Information shown:
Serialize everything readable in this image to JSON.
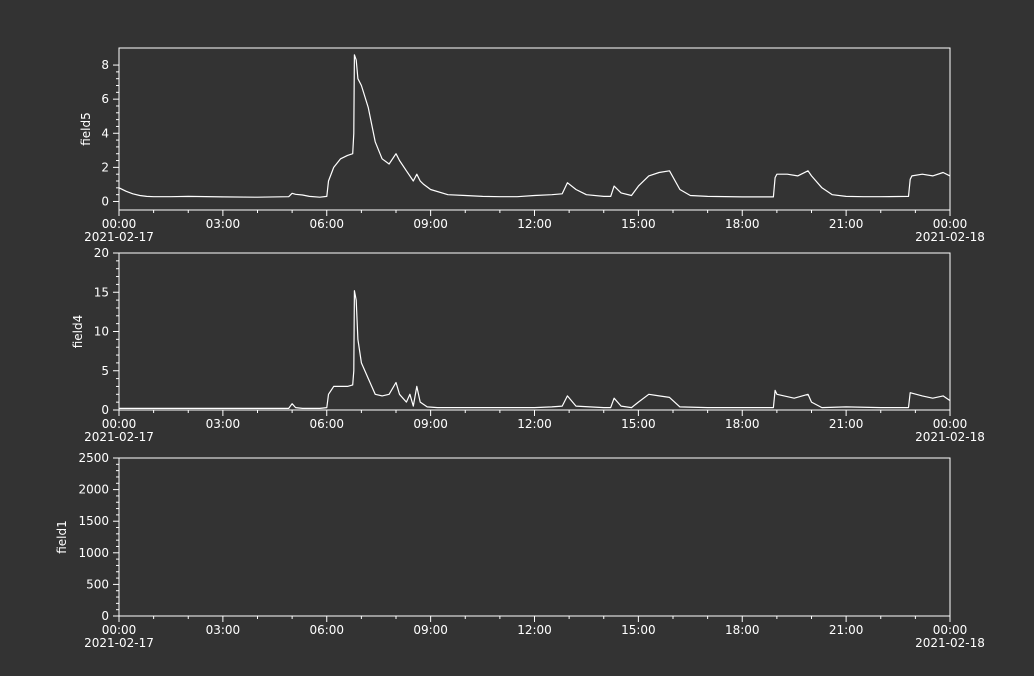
{
  "chart_data": [
    {
      "type": "line",
      "ylabel": "field5",
      "ylim": [
        -0.5,
        9.0
      ],
      "yticks": [
        0,
        2,
        4,
        6,
        8
      ],
      "xticks": [
        "00:00",
        "03:00",
        "06:00",
        "09:00",
        "12:00",
        "15:00",
        "18:00",
        "21:00",
        "00:00"
      ],
      "xdates": [
        "2021-02-17",
        "",
        "",
        "",
        "",
        "",
        "",
        "",
        "2021-02-18"
      ],
      "xlim_hours": [
        0,
        24
      ],
      "x": [
        0.0,
        0.2,
        0.4,
        0.6,
        0.8,
        1.0,
        1.5,
        2.0,
        3.0,
        4.0,
        4.9,
        5.0,
        5.1,
        5.3,
        5.5,
        5.8,
        6.0,
        6.05,
        6.2,
        6.4,
        6.6,
        6.75,
        6.78,
        6.8,
        6.85,
        6.9,
        7.0,
        7.2,
        7.4,
        7.6,
        7.8,
        8.0,
        8.1,
        8.3,
        8.5,
        8.6,
        8.7,
        8.8,
        9.0,
        9.5,
        10.0,
        10.5,
        11.0,
        11.5,
        12.0,
        12.5,
        12.8,
        12.95,
        13.2,
        13.5,
        14.0,
        14.2,
        14.3,
        14.5,
        14.8,
        15.0,
        15.3,
        15.6,
        15.9,
        16.2,
        16.5,
        17.0,
        18.0,
        18.9,
        18.95,
        19.0,
        19.3,
        19.6,
        19.9,
        20.0,
        20.3,
        20.6,
        21.0,
        21.5,
        22.0,
        22.8,
        22.85,
        22.9,
        23.2,
        23.5,
        23.8,
        24.0
      ],
      "values": [
        0.8,
        0.6,
        0.45,
        0.35,
        0.3,
        0.28,
        0.28,
        0.3,
        0.27,
        0.25,
        0.28,
        0.48,
        0.42,
        0.38,
        0.3,
        0.25,
        0.3,
        1.2,
        2.0,
        2.5,
        2.7,
        2.8,
        4.0,
        8.6,
        8.3,
        7.2,
        6.8,
        5.5,
        3.5,
        2.5,
        2.2,
        2.8,
        2.4,
        1.8,
        1.2,
        1.6,
        1.2,
        1.0,
        0.7,
        0.4,
        0.35,
        0.3,
        0.28,
        0.28,
        0.35,
        0.4,
        0.45,
        1.1,
        0.7,
        0.4,
        0.3,
        0.3,
        0.9,
        0.5,
        0.35,
        0.9,
        1.5,
        1.7,
        1.8,
        0.7,
        0.35,
        0.3,
        0.27,
        0.27,
        1.4,
        1.6,
        1.6,
        1.5,
        1.8,
        1.5,
        0.8,
        0.4,
        0.3,
        0.28,
        0.28,
        0.3,
        1.3,
        1.5,
        1.6,
        1.5,
        1.7,
        1.5
      ]
    },
    {
      "type": "line",
      "ylabel": "field4",
      "ylim": [
        0,
        20
      ],
      "yticks": [
        0,
        5,
        10,
        15,
        20
      ],
      "xticks": [
        "00:00",
        "03:00",
        "06:00",
        "09:00",
        "12:00",
        "15:00",
        "18:00",
        "21:00",
        "00:00"
      ],
      "xdates": [
        "2021-02-17",
        "",
        "",
        "",
        "",
        "",
        "",
        "",
        "2021-02-18"
      ],
      "xlim_hours": [
        0,
        24
      ],
      "x": [
        0.0,
        1.0,
        2.0,
        3.0,
        4.0,
        4.9,
        5.0,
        5.1,
        5.3,
        5.8,
        6.0,
        6.05,
        6.2,
        6.4,
        6.6,
        6.75,
        6.78,
        6.8,
        6.85,
        6.9,
        7.0,
        7.2,
        7.4,
        7.6,
        7.8,
        8.0,
        8.1,
        8.3,
        8.4,
        8.5,
        8.6,
        8.7,
        8.9,
        9.2,
        10.0,
        11.0,
        12.0,
        12.5,
        12.8,
        12.95,
        13.2,
        14.0,
        14.2,
        14.3,
        14.5,
        14.8,
        15.0,
        15.3,
        15.6,
        15.9,
        16.2,
        17.0,
        18.0,
        18.9,
        18.95,
        19.0,
        19.5,
        19.9,
        20.0,
        20.3,
        21.0,
        22.0,
        22.8,
        22.85,
        23.2,
        23.5,
        23.8,
        24.0
      ],
      "values": [
        0.2,
        0.2,
        0.2,
        0.2,
        0.2,
        0.2,
        0.8,
        0.3,
        0.2,
        0.2,
        0.3,
        2.0,
        3.0,
        3.0,
        3.0,
        3.2,
        5.0,
        15.2,
        14.0,
        9.0,
        6.0,
        4.0,
        2.0,
        1.8,
        2.0,
        3.5,
        2.0,
        1.0,
        2.0,
        0.5,
        3.0,
        1.0,
        0.4,
        0.3,
        0.3,
        0.3,
        0.3,
        0.4,
        0.5,
        1.8,
        0.5,
        0.3,
        0.3,
        1.5,
        0.5,
        0.3,
        1.0,
        2.0,
        1.8,
        1.6,
        0.4,
        0.3,
        0.3,
        0.3,
        2.5,
        2.0,
        1.5,
        2.0,
        1.0,
        0.3,
        0.4,
        0.3,
        0.3,
        2.2,
        1.8,
        1.5,
        1.8,
        1.2
      ]
    },
    {
      "type": "line",
      "ylabel": "field1",
      "ylim": [
        0,
        2500
      ],
      "yticks": [
        0,
        500,
        1000,
        1500,
        2000,
        2500
      ],
      "xticks": [
        "00:00",
        "03:00",
        "06:00",
        "09:00",
        "12:00",
        "15:00",
        "18:00",
        "21:00",
        "00:00"
      ],
      "xdates": [
        "2021-02-17",
        "",
        "",
        "",
        "",
        "",
        "",
        "",
        "2021-02-18"
      ],
      "xlim_hours": [
        0,
        24
      ],
      "x": [],
      "values": []
    }
  ]
}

Brief:
Only a number is expected here: the count of lines in the listing that hold the string "ylabel".

Written reply:
3